(Excerpts from a figure dataset)
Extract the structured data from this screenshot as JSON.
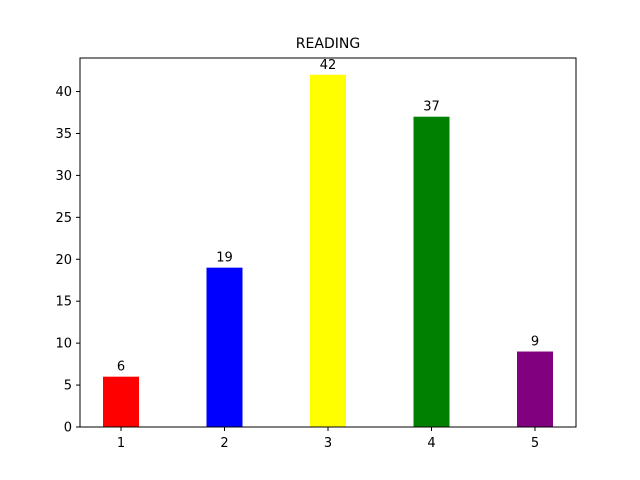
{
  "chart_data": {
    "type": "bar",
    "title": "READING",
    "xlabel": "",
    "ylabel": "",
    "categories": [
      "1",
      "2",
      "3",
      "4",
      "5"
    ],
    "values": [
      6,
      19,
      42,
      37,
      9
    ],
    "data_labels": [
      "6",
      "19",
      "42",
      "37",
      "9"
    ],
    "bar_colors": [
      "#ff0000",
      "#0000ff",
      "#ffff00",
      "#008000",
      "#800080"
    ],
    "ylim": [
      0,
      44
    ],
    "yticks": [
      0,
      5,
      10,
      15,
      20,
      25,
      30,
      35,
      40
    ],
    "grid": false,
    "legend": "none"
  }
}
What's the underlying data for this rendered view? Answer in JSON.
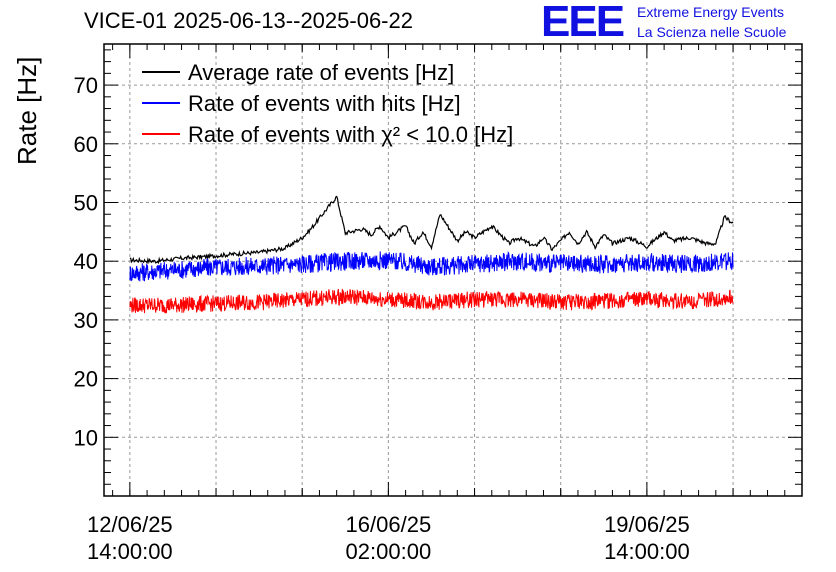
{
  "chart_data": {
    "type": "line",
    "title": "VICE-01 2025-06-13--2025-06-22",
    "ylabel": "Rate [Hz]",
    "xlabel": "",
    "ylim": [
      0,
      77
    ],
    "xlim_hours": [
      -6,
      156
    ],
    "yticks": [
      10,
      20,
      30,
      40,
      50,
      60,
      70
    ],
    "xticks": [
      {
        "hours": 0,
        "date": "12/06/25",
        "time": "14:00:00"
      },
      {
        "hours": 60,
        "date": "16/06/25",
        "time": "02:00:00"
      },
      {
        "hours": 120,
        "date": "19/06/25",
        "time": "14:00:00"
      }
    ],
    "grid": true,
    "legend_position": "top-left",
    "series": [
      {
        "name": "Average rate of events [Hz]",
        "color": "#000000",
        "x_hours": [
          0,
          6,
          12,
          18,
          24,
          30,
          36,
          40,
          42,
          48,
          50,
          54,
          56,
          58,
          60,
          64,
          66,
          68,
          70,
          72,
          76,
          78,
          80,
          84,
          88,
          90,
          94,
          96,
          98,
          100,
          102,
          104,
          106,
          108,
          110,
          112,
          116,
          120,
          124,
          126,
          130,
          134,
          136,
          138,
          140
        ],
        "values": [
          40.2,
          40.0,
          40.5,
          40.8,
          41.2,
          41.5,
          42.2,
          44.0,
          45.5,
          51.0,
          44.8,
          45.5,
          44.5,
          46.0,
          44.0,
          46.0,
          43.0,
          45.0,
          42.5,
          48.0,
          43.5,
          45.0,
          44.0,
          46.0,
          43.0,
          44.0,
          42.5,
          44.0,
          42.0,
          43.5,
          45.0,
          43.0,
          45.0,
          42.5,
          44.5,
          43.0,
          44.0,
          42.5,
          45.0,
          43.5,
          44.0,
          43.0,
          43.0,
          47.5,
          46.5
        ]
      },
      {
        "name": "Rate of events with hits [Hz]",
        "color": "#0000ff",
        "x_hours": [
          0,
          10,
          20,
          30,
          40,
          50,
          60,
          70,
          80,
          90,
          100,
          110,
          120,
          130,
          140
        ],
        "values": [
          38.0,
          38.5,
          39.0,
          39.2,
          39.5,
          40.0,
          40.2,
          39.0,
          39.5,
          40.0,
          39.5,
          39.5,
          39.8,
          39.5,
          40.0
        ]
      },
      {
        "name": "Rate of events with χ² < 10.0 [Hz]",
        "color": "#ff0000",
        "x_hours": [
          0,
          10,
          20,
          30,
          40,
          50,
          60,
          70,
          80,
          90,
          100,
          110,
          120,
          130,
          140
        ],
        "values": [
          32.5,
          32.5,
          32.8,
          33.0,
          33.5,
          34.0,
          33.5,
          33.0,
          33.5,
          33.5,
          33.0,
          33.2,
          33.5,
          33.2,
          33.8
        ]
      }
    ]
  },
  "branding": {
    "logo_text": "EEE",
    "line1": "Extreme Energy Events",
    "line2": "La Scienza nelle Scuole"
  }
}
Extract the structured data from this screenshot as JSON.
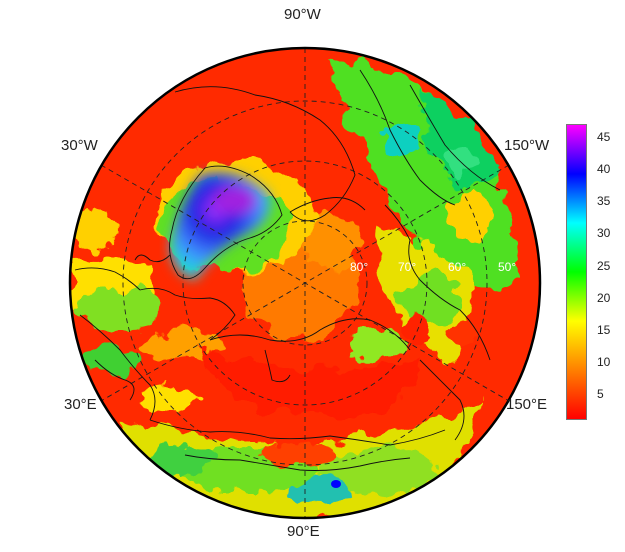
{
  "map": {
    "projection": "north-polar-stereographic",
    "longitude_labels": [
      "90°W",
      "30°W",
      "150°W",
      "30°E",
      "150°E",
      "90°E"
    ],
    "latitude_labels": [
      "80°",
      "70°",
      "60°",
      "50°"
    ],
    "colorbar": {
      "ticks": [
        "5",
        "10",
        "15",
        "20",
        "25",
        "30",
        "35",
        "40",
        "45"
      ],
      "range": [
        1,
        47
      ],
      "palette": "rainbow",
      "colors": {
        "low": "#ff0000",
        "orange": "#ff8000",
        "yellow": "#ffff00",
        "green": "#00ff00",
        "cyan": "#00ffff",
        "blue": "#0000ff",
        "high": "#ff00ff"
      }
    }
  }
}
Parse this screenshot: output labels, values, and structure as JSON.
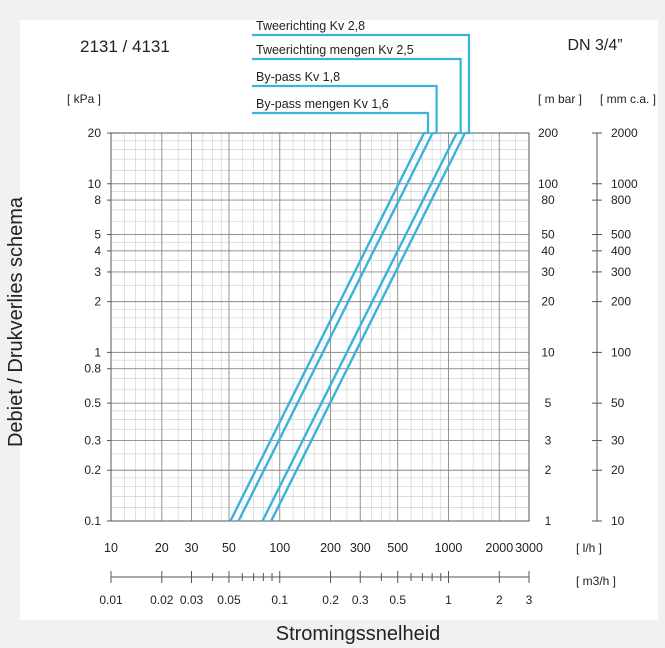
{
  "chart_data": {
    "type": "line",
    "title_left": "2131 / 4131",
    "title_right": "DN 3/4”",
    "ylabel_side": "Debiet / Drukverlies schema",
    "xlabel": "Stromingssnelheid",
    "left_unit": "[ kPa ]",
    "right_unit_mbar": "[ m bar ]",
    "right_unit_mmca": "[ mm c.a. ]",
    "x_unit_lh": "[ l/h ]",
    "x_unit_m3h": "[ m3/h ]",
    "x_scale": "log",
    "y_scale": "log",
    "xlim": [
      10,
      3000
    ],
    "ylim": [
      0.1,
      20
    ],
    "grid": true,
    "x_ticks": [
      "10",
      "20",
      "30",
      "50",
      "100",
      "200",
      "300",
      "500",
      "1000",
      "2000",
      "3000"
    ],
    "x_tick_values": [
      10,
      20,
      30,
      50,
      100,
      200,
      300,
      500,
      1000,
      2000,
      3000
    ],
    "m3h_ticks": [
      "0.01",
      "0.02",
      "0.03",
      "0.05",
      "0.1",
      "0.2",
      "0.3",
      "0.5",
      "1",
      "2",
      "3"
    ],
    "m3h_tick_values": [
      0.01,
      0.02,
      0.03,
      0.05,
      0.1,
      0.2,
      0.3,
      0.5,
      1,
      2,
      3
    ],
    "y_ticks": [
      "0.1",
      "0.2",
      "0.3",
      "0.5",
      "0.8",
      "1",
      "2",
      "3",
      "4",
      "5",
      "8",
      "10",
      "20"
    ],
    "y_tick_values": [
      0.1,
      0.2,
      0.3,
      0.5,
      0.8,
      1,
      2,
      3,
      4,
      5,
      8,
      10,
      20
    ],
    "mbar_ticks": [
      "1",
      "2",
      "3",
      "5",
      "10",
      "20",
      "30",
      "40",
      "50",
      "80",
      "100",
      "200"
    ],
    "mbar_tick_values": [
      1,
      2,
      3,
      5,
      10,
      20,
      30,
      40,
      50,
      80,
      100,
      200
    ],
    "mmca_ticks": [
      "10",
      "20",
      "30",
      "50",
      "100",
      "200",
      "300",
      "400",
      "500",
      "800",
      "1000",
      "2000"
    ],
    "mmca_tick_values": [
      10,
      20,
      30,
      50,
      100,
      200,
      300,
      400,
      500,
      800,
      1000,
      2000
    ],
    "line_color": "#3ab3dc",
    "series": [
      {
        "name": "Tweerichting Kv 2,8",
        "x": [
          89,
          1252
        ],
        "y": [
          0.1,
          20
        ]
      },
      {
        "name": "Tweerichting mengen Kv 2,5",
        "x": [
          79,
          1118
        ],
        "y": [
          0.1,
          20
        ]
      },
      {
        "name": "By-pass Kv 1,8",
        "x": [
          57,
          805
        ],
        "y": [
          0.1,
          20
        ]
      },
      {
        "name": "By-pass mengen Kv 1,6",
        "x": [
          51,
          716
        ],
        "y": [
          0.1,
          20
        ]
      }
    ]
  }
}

- What to do -
Reproduce every line exactly and omit all pictures.

- Finished task -
Extract the structured data from this screenshot as JSON.
{
  "chart_data": {
    "type": "bar",
    "title": "READING",
    "xlabel": "",
    "ylabel": "",
    "categories": [
      "1",
      "2",
      "3",
      "4",
      "5"
    ],
    "values": [
      6,
      19,
      42,
      37,
      9
    ],
    "data_labels": [
      "6",
      "19",
      "42",
      "37",
      "9"
    ],
    "bar_colors": [
      "#ff0000",
      "#0000ff",
      "#ffff00",
      "#008000",
      "#800080"
    ],
    "ylim": [
      0,
      44
    ],
    "yticks": [
      0,
      5,
      10,
      15,
      20,
      25,
      30,
      35,
      40
    ],
    "grid": false,
    "legend": "none"
  }
}
What's the underlying data for this rendered view? Answer in JSON.
{
  "chart_data": {
    "type": "line",
    "title": "VICE-01 2025-06-13--2025-06-22",
    "ylabel": "Rate [Hz]",
    "xlabel": "",
    "ylim": [
      0,
      77
    ],
    "xlim_hours": [
      -6,
      156
    ],
    "yticks": [
      10,
      20,
      30,
      40,
      50,
      60,
      70
    ],
    "xticks": [
      {
        "hours": 0,
        "date": "12/06/25",
        "time": "14:00:00"
      },
      {
        "hours": 60,
        "date": "16/06/25",
        "time": "02:00:00"
      },
      {
        "hours": 120,
        "date": "19/06/25",
        "time": "14:00:00"
      }
    ],
    "grid": true,
    "legend_position": "top-left",
    "series": [
      {
        "name": "Average rate of events [Hz]",
        "color": "#000000",
        "x_hours": [
          0,
          6,
          12,
          18,
          24,
          30,
          36,
          40,
          42,
          48,
          50,
          54,
          56,
          58,
          60,
          64,
          66,
          68,
          70,
          72,
          76,
          78,
          80,
          84,
          88,
          90,
          94,
          96,
          98,
          100,
          102,
          104,
          106,
          108,
          110,
          112,
          116,
          120,
          124,
          126,
          130,
          134,
          136,
          138,
          140
        ],
        "values": [
          40.2,
          40.0,
          40.5,
          40.8,
          41.2,
          41.5,
          42.2,
          44.0,
          45.5,
          51.0,
          44.8,
          45.5,
          44.5,
          46.0,
          44.0,
          46.0,
          43.0,
          45.0,
          42.5,
          48.0,
          43.5,
          45.0,
          44.0,
          46.0,
          43.0,
          44.0,
          42.5,
          44.0,
          42.0,
          43.5,
          45.0,
          43.0,
          45.0,
          42.5,
          44.5,
          43.0,
          44.0,
          42.5,
          45.0,
          43.5,
          44.0,
          43.0,
          43.0,
          47.5,
          46.5
        ]
      },
      {
        "name": "Rate of events with hits [Hz]",
        "color": "#0000ff",
        "x_hours": [
          0,
          10,
          20,
          30,
          40,
          50,
          60,
          70,
          80,
          90,
          100,
          110,
          120,
          130,
          140
        ],
        "values": [
          38.0,
          38.5,
          39.0,
          39.2,
          39.5,
          40.0,
          40.2,
          39.0,
          39.5,
          40.0,
          39.5,
          39.5,
          39.8,
          39.5,
          40.0
        ]
      },
      {
        "name": "Rate of events with χ² < 10.0 [Hz]",
        "color": "#ff0000",
        "x_hours": [
          0,
          10,
          20,
          30,
          40,
          50,
          60,
          70,
          80,
          90,
          100,
          110,
          120,
          130,
          140
        ],
        "values": [
          32.5,
          32.5,
          32.8,
          33.0,
          33.5,
          34.0,
          33.5,
          33.0,
          33.5,
          33.5,
          33.0,
          33.2,
          33.5,
          33.2,
          33.8
        ]
      }
    ]
  },
  "branding": {
    "logo_text": "EEE",
    "line1": "Extreme Energy Events",
    "line2": "La Scienza nelle Scuole"
  }
}
Extract the structured data from this screenshot as JSON.
{
  "map": {
    "projection": "north-polar-stereographic",
    "longitude_labels": [
      "90°W",
      "30°W",
      "150°W",
      "30°E",
      "150°E",
      "90°E"
    ],
    "latitude_labels": [
      "80°",
      "70°",
      "60°",
      "50°"
    ],
    "colorbar": {
      "ticks": [
        "5",
        "10",
        "15",
        "20",
        "25",
        "30",
        "35",
        "40",
        "45"
      ],
      "range": [
        1,
        47
      ],
      "palette": "rainbow",
      "colors": {
        "low": "#ff0000",
        "orange": "#ff8000",
        "yellow": "#ffff00",
        "green": "#00ff00",
        "cyan": "#00ffff",
        "blue": "#0000ff",
        "high": "#ff00ff"
      }
    }
  }
}
Parse this screenshot: output labels, values, and structure as JSON.
{
  "chart_data": {
    "type": "line",
    "title_left": "2131 / 4131",
    "title_right": "DN 3/4”",
    "ylabel_side": "Debiet / Drukverlies schema",
    "xlabel": "Stromingssnelheid",
    "left_unit": "[ kPa ]",
    "right_unit_mbar": "[ m bar ]",
    "right_unit_mmca": "[ mm c.a. ]",
    "x_unit_lh": "[ l/h ]",
    "x_unit_m3h": "[ m3/h ]",
    "x_scale": "log",
    "y_scale": "log",
    "xlim": [
      10,
      3000
    ],
    "ylim": [
      0.1,
      20
    ],
    "grid": true,
    "x_ticks": [
      "10",
      "20",
      "30",
      "50",
      "100",
      "200",
      "300",
      "500",
      "1000",
      "2000",
      "3000"
    ],
    "x_tick_values": [
      10,
      20,
      30,
      50,
      100,
      200,
      300,
      500,
      1000,
      2000,
      3000
    ],
    "m3h_ticks": [
      "0.01",
      "0.02",
      "0.03",
      "0.05",
      "0.1",
      "0.2",
      "0.3",
      "0.5",
      "1",
      "2",
      "3"
    ],
    "m3h_tick_values": [
      0.01,
      0.02,
      0.03,
      0.05,
      0.1,
      0.2,
      0.3,
      0.5,
      1,
      2,
      3
    ],
    "y_ticks": [
      "0.1",
      "0.2",
      "0.3",
      "0.5",
      "0.8",
      "1",
      "2",
      "3",
      "4",
      "5",
      "8",
      "10",
      "20"
    ],
    "y_tick_values": [
      0.1,
      0.2,
      0.3,
      0.5,
      0.8,
      1,
      2,
      3,
      4,
      5,
      8,
      10,
      20
    ],
    "mbar_ticks": [
      "1",
      "2",
      "3",
      "5",
      "10",
      "20",
      "30",
      "40",
      "50",
      "80",
      "100",
      "200"
    ],
    "mbar_tick_values": [
      1,
      2,
      3,
      5,
      10,
      20,
      30,
      40,
      50,
      80,
      100,
      200
    ],
    "mmca_ticks": [
      "10",
      "20",
      "30",
      "50",
      "100",
      "200",
      "300",
      "400",
      "500",
      "800",
      "1000",
      "2000"
    ],
    "mmca_tick_values": [
      10,
      20,
      30,
      50,
      100,
      200,
      300,
      400,
      500,
      800,
      1000,
      2000
    ],
    "line_color": "#3ab3dc",
    "series": [
      {
        "name": "Tweerichting Kv 2,8",
        "x": [
          89,
          1252
        ],
        "y": [
          0.1,
          20
        ]
      },
      {
        "name": "Tweerichting mengen Kv 2,5",
        "x": [
          79,
          1118
        ],
        "y": [
          0.1,
          20
        ]
      },
      {
        "name": "By-pass Kv 1,8",
        "x": [
          57,
          805
        ],
        "y": [
          0.1,
          20
        ]
      },
      {
        "name": "By-pass mengen Kv 1,6",
        "x": [
          51,
          716
        ],
        "y": [
          0.1,
          20
        ]
      }
    ]
  }
}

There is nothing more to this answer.